WHAT YOU WILL DO
Going through the data, count each line that has the word "scarlet". Reply with the total and nothing more.

#### PROVIDED DATA

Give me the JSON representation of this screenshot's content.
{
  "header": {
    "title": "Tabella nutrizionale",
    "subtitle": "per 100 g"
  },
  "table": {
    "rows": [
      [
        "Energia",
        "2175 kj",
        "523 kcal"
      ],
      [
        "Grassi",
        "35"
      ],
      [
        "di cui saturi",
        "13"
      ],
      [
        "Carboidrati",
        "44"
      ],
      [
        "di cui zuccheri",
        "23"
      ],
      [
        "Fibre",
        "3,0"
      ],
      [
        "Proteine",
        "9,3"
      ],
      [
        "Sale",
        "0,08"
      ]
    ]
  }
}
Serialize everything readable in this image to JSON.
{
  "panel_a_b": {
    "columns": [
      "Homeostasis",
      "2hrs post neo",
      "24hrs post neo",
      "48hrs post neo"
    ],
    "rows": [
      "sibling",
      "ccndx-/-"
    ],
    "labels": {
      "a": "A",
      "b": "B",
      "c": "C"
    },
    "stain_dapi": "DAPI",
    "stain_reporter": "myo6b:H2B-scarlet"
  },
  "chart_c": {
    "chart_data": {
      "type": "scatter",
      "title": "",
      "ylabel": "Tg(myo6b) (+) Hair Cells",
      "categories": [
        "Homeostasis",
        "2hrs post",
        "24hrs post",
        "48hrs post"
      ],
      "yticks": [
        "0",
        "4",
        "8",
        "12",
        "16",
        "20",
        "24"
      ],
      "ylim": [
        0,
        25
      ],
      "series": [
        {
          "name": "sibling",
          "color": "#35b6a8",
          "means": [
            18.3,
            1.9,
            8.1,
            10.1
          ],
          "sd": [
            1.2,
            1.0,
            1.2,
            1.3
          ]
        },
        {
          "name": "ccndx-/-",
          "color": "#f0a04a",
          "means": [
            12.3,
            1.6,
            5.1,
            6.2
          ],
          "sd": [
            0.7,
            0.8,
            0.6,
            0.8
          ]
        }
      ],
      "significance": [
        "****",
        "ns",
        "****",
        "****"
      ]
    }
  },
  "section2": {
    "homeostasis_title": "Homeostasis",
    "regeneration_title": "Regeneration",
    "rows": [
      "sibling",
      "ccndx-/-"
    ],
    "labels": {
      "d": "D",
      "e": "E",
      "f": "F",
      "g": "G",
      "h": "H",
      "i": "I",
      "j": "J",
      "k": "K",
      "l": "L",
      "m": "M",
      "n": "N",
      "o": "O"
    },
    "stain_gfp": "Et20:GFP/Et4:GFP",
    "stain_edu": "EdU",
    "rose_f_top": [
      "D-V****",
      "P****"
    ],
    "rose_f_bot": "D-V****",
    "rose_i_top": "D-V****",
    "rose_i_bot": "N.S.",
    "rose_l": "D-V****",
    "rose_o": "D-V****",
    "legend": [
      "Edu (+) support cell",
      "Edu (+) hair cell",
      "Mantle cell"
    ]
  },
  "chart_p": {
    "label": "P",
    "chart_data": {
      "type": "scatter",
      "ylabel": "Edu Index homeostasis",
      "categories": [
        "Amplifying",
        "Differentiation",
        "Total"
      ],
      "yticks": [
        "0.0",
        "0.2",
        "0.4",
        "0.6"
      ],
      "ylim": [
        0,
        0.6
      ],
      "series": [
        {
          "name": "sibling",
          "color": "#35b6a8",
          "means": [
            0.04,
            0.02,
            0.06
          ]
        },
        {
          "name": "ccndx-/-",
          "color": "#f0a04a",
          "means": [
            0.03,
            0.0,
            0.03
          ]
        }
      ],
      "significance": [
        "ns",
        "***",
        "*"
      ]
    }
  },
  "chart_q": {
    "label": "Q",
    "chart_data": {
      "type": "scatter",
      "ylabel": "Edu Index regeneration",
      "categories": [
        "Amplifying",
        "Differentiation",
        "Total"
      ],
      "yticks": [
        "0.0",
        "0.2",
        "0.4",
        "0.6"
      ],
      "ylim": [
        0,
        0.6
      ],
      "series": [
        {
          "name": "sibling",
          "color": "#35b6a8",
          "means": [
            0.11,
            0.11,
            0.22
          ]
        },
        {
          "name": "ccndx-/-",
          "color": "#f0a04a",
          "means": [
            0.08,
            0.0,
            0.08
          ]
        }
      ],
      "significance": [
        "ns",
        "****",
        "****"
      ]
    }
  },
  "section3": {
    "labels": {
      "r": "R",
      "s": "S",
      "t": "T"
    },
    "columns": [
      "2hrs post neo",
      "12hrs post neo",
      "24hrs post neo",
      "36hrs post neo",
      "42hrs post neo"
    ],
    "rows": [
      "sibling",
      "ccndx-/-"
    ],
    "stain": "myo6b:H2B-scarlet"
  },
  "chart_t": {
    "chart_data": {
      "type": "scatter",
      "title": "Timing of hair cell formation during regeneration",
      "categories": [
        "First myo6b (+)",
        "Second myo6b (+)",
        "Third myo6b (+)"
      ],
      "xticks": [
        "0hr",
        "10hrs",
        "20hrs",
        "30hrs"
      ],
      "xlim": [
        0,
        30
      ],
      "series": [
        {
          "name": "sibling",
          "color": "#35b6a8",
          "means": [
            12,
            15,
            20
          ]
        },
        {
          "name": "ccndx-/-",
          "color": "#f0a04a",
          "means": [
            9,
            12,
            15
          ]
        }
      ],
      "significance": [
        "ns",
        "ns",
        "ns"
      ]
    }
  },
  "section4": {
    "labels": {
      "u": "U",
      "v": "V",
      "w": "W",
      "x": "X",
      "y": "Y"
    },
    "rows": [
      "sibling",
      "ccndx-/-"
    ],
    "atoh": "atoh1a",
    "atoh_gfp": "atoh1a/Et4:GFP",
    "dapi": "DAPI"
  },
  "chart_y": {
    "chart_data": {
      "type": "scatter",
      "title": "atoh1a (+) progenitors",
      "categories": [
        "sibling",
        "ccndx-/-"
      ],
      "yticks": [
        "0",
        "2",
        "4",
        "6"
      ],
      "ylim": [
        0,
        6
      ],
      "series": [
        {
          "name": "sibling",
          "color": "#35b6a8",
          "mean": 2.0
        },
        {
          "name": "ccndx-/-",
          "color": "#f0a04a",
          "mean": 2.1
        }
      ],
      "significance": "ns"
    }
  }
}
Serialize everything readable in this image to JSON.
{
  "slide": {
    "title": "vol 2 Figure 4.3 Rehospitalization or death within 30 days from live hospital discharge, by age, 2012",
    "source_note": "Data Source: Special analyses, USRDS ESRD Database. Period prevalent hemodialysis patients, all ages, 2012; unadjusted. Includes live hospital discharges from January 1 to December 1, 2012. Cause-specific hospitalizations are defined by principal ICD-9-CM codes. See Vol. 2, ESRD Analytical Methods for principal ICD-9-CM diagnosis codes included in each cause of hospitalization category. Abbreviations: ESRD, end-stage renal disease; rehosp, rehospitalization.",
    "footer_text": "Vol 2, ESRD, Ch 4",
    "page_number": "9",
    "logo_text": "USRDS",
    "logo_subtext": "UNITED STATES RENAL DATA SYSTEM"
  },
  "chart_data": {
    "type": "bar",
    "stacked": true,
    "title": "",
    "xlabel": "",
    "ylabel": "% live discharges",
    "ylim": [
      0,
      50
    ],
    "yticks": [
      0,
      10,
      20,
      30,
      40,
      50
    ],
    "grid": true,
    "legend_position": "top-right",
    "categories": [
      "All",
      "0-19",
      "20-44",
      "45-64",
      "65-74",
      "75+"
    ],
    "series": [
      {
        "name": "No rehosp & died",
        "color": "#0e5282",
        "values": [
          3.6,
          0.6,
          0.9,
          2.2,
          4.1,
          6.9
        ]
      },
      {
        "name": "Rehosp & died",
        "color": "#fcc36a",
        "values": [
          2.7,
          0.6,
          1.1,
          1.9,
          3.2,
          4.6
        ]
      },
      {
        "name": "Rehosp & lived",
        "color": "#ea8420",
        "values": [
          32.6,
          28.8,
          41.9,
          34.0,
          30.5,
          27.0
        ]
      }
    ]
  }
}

########

SOLUTION BELOW
2